Each line below either holds the string "text" or doesn't. Count those that do and give only the number.

===== RECORD LIST

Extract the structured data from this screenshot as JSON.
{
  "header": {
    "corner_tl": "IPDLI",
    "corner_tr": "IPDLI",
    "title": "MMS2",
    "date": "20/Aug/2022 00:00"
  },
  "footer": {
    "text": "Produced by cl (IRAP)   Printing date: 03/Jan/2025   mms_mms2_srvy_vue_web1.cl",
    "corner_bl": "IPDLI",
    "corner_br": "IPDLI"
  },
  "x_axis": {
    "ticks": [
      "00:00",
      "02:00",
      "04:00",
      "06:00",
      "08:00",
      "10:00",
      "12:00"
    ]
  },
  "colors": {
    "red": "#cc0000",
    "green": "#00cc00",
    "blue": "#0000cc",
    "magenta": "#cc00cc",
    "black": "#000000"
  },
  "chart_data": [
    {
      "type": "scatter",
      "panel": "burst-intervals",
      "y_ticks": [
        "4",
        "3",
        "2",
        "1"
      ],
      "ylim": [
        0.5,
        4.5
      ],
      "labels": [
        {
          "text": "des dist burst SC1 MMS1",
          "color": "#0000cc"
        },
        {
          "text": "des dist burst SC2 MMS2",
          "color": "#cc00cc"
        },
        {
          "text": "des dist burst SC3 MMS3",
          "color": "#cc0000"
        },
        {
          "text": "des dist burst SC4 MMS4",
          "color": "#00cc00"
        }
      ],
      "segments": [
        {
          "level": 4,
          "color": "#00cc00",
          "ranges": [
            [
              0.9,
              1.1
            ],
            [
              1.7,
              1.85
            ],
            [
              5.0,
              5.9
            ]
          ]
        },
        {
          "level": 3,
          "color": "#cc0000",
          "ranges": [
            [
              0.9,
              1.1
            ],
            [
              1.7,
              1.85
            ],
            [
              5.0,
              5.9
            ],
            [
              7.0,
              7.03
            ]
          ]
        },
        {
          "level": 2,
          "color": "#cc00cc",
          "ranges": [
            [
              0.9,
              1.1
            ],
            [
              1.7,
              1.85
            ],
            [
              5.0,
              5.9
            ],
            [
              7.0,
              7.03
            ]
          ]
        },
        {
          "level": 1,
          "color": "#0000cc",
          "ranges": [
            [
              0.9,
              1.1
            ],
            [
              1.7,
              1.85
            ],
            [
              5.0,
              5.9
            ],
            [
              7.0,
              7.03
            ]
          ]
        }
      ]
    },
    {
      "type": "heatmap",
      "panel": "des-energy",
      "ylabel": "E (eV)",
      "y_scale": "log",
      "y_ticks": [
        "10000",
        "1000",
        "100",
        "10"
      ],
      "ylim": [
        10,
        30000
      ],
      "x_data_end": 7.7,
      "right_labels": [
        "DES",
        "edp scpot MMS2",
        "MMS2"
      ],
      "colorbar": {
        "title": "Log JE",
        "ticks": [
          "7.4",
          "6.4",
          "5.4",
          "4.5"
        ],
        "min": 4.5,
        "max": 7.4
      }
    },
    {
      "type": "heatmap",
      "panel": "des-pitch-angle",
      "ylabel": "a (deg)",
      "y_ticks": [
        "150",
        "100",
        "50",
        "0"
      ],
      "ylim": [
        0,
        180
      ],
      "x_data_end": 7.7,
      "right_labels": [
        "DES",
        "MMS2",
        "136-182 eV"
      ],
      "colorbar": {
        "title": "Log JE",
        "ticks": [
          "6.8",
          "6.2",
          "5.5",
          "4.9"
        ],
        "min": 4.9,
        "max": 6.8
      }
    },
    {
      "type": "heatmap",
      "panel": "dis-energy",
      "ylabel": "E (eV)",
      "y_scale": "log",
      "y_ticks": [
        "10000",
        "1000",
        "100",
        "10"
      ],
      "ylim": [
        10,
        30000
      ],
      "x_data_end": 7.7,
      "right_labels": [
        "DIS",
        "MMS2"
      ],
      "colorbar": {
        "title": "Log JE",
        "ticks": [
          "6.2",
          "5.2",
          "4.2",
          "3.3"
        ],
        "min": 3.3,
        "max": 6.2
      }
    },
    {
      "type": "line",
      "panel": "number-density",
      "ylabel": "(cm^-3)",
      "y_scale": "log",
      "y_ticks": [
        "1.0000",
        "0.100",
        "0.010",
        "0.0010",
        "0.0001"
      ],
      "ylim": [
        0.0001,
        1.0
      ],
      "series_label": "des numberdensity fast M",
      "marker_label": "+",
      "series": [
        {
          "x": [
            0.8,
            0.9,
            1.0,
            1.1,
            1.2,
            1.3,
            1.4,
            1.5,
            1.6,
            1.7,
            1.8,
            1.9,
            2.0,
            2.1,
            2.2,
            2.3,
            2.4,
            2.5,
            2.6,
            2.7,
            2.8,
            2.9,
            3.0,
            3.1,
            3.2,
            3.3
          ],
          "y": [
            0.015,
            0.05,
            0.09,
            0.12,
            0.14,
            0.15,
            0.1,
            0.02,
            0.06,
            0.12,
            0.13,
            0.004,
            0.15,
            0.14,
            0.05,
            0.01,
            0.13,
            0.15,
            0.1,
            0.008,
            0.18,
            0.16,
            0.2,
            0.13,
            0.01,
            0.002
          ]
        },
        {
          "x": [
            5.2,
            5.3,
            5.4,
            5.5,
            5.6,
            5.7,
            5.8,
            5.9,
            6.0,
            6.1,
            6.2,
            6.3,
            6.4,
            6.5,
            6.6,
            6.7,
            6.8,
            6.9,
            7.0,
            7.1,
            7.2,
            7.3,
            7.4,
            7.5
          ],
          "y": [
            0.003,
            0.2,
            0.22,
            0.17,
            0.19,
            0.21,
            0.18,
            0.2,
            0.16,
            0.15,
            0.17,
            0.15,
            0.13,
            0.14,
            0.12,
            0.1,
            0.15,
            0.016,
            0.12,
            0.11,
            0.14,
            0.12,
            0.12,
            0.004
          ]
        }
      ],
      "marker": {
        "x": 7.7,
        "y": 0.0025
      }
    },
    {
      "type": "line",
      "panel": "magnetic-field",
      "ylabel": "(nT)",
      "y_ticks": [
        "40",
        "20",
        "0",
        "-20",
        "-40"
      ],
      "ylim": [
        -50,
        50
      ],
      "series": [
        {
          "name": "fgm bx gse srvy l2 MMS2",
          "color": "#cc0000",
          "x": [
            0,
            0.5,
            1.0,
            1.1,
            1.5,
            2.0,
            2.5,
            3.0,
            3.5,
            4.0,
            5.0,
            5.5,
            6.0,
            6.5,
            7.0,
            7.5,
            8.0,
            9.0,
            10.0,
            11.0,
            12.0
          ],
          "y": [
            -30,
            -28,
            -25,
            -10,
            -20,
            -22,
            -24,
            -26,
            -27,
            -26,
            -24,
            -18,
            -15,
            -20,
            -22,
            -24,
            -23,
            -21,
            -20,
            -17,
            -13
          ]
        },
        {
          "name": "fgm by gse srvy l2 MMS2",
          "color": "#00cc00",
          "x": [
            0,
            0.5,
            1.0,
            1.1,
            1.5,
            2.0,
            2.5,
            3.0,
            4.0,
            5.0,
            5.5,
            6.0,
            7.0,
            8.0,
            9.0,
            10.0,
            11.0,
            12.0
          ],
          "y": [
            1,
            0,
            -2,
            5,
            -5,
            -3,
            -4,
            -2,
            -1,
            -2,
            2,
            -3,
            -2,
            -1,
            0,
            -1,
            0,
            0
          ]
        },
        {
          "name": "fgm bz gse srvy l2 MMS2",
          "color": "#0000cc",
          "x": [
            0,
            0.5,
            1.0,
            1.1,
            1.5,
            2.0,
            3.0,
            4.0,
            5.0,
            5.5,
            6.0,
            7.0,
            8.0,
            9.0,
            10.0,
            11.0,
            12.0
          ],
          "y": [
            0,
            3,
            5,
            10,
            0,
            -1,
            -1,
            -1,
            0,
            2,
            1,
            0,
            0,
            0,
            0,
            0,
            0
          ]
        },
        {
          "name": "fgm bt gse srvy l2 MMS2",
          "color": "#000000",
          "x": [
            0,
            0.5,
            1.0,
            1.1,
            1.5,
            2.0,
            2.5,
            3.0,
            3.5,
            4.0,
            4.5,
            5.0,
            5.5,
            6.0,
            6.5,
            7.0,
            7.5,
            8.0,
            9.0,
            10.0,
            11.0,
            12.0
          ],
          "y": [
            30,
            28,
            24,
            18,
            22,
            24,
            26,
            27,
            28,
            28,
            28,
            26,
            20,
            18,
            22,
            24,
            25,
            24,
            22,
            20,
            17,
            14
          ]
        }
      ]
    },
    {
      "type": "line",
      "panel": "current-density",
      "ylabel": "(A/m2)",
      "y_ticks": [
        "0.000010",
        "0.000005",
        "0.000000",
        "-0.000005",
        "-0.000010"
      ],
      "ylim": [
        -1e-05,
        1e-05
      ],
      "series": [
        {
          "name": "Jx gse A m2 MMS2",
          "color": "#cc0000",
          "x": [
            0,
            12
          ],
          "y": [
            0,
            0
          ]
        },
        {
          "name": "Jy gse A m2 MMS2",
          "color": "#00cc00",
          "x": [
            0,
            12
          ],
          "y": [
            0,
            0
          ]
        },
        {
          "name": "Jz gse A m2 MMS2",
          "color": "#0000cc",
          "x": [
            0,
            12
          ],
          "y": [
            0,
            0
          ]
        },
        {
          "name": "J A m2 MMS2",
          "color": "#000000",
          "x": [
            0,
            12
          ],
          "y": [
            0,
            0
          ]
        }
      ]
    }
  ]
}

==========

> _FINISHED TASK_: 5